§ Input:
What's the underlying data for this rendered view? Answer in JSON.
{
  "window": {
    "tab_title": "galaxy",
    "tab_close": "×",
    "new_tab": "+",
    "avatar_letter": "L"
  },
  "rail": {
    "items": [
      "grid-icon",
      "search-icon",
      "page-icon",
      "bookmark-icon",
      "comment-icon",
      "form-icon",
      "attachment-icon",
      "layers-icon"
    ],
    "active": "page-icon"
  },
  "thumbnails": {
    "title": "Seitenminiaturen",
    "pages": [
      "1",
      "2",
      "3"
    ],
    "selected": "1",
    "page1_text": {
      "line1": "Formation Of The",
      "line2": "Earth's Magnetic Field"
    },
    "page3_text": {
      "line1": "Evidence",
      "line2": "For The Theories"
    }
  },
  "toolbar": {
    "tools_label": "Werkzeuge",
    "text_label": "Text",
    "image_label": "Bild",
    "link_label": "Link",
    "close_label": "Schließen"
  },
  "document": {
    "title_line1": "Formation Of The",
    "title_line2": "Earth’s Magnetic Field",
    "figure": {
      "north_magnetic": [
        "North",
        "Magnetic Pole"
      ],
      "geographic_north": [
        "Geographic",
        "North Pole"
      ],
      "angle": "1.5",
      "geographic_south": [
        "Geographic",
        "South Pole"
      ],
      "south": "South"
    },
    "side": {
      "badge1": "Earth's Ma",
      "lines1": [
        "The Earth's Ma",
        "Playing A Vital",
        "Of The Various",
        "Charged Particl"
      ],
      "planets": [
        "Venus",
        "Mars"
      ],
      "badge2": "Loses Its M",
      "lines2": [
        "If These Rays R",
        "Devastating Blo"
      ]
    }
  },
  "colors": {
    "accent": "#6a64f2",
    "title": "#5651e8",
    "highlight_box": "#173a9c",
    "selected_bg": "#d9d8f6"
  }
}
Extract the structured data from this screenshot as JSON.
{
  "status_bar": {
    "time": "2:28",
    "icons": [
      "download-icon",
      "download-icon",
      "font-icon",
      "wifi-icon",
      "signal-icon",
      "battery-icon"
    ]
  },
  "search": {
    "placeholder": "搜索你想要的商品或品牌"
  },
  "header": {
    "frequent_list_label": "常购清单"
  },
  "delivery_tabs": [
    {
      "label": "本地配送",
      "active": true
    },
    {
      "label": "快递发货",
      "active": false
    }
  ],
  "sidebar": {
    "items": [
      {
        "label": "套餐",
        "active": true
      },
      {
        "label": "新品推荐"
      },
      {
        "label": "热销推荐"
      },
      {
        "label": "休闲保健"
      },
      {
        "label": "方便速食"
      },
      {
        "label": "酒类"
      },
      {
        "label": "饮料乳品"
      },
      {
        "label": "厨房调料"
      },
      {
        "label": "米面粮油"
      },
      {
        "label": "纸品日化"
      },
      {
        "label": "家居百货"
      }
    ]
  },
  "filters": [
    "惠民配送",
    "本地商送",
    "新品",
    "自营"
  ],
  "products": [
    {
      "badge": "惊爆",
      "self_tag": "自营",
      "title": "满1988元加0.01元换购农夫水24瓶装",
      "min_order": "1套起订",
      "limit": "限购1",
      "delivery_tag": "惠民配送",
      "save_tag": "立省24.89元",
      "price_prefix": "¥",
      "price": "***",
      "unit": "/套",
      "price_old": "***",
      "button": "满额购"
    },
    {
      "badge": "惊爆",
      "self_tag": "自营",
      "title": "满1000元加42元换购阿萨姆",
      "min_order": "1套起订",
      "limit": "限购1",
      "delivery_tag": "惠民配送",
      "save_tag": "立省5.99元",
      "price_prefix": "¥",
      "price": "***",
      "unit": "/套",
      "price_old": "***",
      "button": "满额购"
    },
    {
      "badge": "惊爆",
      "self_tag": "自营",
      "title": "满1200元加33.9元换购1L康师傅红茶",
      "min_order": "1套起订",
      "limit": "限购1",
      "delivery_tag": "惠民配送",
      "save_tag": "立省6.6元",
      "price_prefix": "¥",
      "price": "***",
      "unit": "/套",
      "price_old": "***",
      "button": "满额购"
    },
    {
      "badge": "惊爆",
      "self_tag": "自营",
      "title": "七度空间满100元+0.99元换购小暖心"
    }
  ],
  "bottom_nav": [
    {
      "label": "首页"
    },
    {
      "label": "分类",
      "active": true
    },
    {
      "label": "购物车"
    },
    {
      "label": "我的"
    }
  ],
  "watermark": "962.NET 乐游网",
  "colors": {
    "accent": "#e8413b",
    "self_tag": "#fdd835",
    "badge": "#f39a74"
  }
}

§ Given request: Determine how many lines in the records contain "Field", and reply with the number only.

§ Exercise solution: 2